REQUIRED WORK
Transcribe all the entries word for word, but omit the images.

+++

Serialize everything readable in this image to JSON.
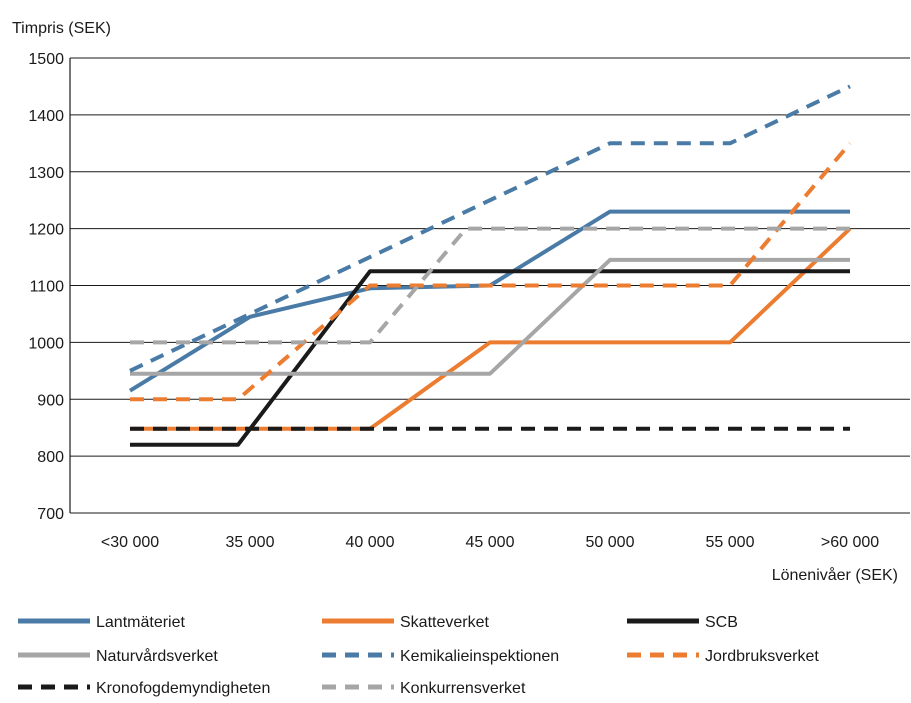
{
  "chart_data": {
    "type": "line",
    "ylabel": "Timpris (SEK)",
    "xlabel": "Lönenivåer (SEK)",
    "categories": [
      "<30 000",
      "35 000",
      "40 000",
      "45 000",
      "50 000",
      "55 000",
      ">60 000"
    ],
    "ylim": [
      700,
      1500
    ],
    "yticks": [
      700,
      800,
      900,
      1000,
      1100,
      1200,
      1300,
      1400,
      1500
    ],
    "grid": true,
    "legend_position": "bottom",
    "series": [
      {
        "name": "Lantmäteriet",
        "color": "#4a7ba6",
        "style": "solid",
        "points": [
          [
            0,
            915
          ],
          [
            1,
            1045
          ],
          [
            2,
            1095
          ],
          [
            3,
            1100
          ],
          [
            4,
            1230
          ],
          [
            5,
            1230
          ],
          [
            6,
            1230
          ]
        ]
      },
      {
        "name": "Skatteverket",
        "color": "#ec7c30",
        "style": "solid",
        "points": [
          [
            0,
            848
          ],
          [
            2,
            848
          ],
          [
            3,
            1000
          ],
          [
            4,
            1000
          ],
          [
            5,
            1000
          ],
          [
            6,
            1200
          ]
        ]
      },
      {
        "name": "SCB",
        "color": "#1a1a1a",
        "style": "solid",
        "points": [
          [
            0,
            820
          ],
          [
            0.9,
            820
          ],
          [
            2,
            1125
          ],
          [
            3,
            1125
          ],
          [
            4,
            1125
          ],
          [
            5,
            1125
          ],
          [
            6,
            1125
          ]
        ]
      },
      {
        "name": "Naturvårdsverket",
        "color": "#a6a6a6",
        "style": "solid",
        "points": [
          [
            0,
            945
          ],
          [
            3,
            945
          ],
          [
            4,
            1145
          ],
          [
            5,
            1145
          ],
          [
            6,
            1145
          ]
        ]
      },
      {
        "name": "Kemikalieinspektionen",
        "color": "#4a7ba6",
        "style": "dashed",
        "points": [
          [
            0,
            950
          ],
          [
            1,
            1050
          ],
          [
            2,
            1150
          ],
          [
            3,
            1250
          ],
          [
            4,
            1350
          ],
          [
            5,
            1350
          ],
          [
            6,
            1450
          ]
        ]
      },
      {
        "name": "Jordbruksverket",
        "color": "#ec7c30",
        "style": "dashed",
        "points": [
          [
            0,
            900
          ],
          [
            0.9,
            900
          ],
          [
            2,
            1100
          ],
          [
            3,
            1100
          ],
          [
            4,
            1100
          ],
          [
            5,
            1100
          ],
          [
            6,
            1350
          ]
        ]
      },
      {
        "name": "Kronofogdemyndigheten",
        "color": "#1a1a1a",
        "style": "dashed",
        "points": [
          [
            0,
            848
          ],
          [
            1,
            848
          ],
          [
            2,
            848
          ],
          [
            3,
            848
          ],
          [
            4,
            848
          ],
          [
            5,
            848
          ],
          [
            6,
            848
          ]
        ]
      },
      {
        "name": "Konkurrensverket",
        "color": "#a6a6a6",
        "style": "dashed",
        "points": [
          [
            0,
            1000
          ],
          [
            2,
            1000
          ],
          [
            2.8,
            1200
          ],
          [
            3,
            1200
          ],
          [
            4,
            1200
          ],
          [
            5,
            1200
          ],
          [
            6,
            1200
          ]
        ]
      }
    ]
  }
}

+++

TASK OUTPUT
Serialize everything readable in this image to JSON.
{
  "chart_data": {
    "type": "line",
    "ylabel": "Timpris (SEK)",
    "xlabel": "Lönenivåer (SEK)",
    "categories": [
      "<30 000",
      "35 000",
      "40 000",
      "45 000",
      "50 000",
      "55 000",
      ">60 000"
    ],
    "ylim": [
      700,
      1500
    ],
    "yticks": [
      700,
      800,
      900,
      1000,
      1100,
      1200,
      1300,
      1400,
      1500
    ],
    "grid": true,
    "legend_position": "bottom",
    "series": [
      {
        "name": "Lantmäteriet",
        "color": "#4a7ba6",
        "style": "solid",
        "points": [
          [
            0,
            915
          ],
          [
            1,
            1045
          ],
          [
            2,
            1095
          ],
          [
            3,
            1100
          ],
          [
            4,
            1230
          ],
          [
            5,
            1230
          ],
          [
            6,
            1230
          ]
        ]
      },
      {
        "name": "Skatteverket",
        "color": "#ec7c30",
        "style": "solid",
        "points": [
          [
            0,
            848
          ],
          [
            2,
            848
          ],
          [
            3,
            1000
          ],
          [
            4,
            1000
          ],
          [
            5,
            1000
          ],
          [
            6,
            1200
          ]
        ]
      },
      {
        "name": "SCB",
        "color": "#1a1a1a",
        "style": "solid",
        "points": [
          [
            0,
            820
          ],
          [
            0.9,
            820
          ],
          [
            2,
            1125
          ],
          [
            3,
            1125
          ],
          [
            4,
            1125
          ],
          [
            5,
            1125
          ],
          [
            6,
            1125
          ]
        ]
      },
      {
        "name": "Naturvårdsverket",
        "color": "#a6a6a6",
        "style": "solid",
        "points": [
          [
            0,
            945
          ],
          [
            3,
            945
          ],
          [
            4,
            1145
          ],
          [
            5,
            1145
          ],
          [
            6,
            1145
          ]
        ]
      },
      {
        "name": "Kemikalieinspektionen",
        "color": "#4a7ba6",
        "style": "dashed",
        "points": [
          [
            0,
            950
          ],
          [
            1,
            1050
          ],
          [
            2,
            1150
          ],
          [
            3,
            1250
          ],
          [
            4,
            1350
          ],
          [
            5,
            1350
          ],
          [
            6,
            1450
          ]
        ]
      },
      {
        "name": "Jordbruksverket",
        "color": "#ec7c30",
        "style": "dashed",
        "points": [
          [
            0,
            900
          ],
          [
            0.9,
            900
          ],
          [
            2,
            1100
          ],
          [
            3,
            1100
          ],
          [
            4,
            1100
          ],
          [
            5,
            1100
          ],
          [
            6,
            1350
          ]
        ]
      },
      {
        "name": "Kronofogdemyndigheten",
        "color": "#1a1a1a",
        "style": "dashed",
        "points": [
          [
            0,
            848
          ],
          [
            1,
            848
          ],
          [
            2,
            848
          ],
          [
            3,
            848
          ],
          [
            4,
            848
          ],
          [
            5,
            848
          ],
          [
            6,
            848
          ]
        ]
      },
      {
        "name": "Konkurrensverket",
        "color": "#a6a6a6",
        "style": "dashed",
        "points": [
          [
            0,
            1000
          ],
          [
            2,
            1000
          ],
          [
            2.8,
            1200
          ],
          [
            3,
            1200
          ],
          [
            4,
            1200
          ],
          [
            5,
            1200
          ],
          [
            6,
            1200
          ]
        ]
      }
    ]
  }
}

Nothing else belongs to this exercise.